Interview

Elektromobilität als Wachstumsmotor für Lithium-Ionen-Akkus

9. August 2013, 13:57 Uhr | Mathias Bloch
Diesen Artikel anhören

Fortsetzung des Artikels von Teil 1

Welche Akku-Technologien werden eingesetzt?

So sieht das Mischoxid Nickel-Kobalt-Mangan (NCM) unter dem Elektronenmikroskop aus. Es wird als Kathodenmaterial verwendet.
So sieht das Mischoxid Nickel-Kobalt-Mangan (NCM) unter dem Elektronenmikroskop aus. Es wird als Kathodenmaterial verwendet.
© BASF

Elektronik: Stellen Sie Elektrodenmaterialien für aktuelle Lithium-Ionen-Akkus her oder konzentrieren Sie sich auf die Entwicklung neuer Materialien?

Jäkel: Natürlich unterstützen wir auch aktuelle Anwendungen wie Smartphones oder Tablets mit unseren Materialien. Wir konzentrieren uns -allerdings insbesondere bei den Kathodenmaterialien auf solche, bei denen wir von deren Zukunftspotenzial voll überzeugt sind. Wir setzen hier vor allem auf Materialien im Bereich der Nickel-Cobalt-Mangan-Mischoxide (NCM) sowie auf Lithium-Eisenphosphat (LFP).

— GEGEBENE EINTRÄGE —
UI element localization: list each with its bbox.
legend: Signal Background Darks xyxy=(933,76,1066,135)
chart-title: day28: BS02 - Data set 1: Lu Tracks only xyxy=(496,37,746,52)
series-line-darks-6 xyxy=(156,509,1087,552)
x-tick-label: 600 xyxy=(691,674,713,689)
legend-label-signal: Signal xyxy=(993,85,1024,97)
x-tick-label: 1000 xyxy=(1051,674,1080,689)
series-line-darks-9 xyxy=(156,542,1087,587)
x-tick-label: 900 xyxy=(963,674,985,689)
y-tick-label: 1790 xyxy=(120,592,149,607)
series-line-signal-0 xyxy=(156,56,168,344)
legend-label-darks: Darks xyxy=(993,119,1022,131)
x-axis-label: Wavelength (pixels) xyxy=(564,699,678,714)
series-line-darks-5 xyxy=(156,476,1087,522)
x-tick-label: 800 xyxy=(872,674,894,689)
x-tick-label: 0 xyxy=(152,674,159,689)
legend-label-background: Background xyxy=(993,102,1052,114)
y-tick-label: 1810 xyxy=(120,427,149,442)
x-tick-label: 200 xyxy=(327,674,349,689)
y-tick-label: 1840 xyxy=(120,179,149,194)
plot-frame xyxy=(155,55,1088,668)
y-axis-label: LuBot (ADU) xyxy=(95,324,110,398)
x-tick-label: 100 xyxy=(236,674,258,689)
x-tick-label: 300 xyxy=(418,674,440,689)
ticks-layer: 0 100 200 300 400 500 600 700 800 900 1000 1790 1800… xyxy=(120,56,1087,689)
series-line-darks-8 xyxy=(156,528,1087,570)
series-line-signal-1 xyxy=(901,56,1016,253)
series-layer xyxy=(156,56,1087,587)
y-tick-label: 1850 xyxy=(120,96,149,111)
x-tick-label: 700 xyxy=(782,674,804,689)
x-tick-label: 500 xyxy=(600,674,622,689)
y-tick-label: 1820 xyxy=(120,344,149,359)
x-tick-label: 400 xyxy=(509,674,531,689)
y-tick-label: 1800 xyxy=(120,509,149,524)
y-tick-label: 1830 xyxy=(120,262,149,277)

— DETAILS ZUR AUFGABE —
Auf welche Kathodenmaterialien setzt Jäkel laut dem Interview vor allem? Nennen Sie bitte beide. Die Einträge werden hier nicht benötigt.

— LÖSUNG DER AUFGABE —
Auf Nickel-Cobalt-Mangan-Mischoxide (NCM) und Lithium-Eisenphosphat (LFP).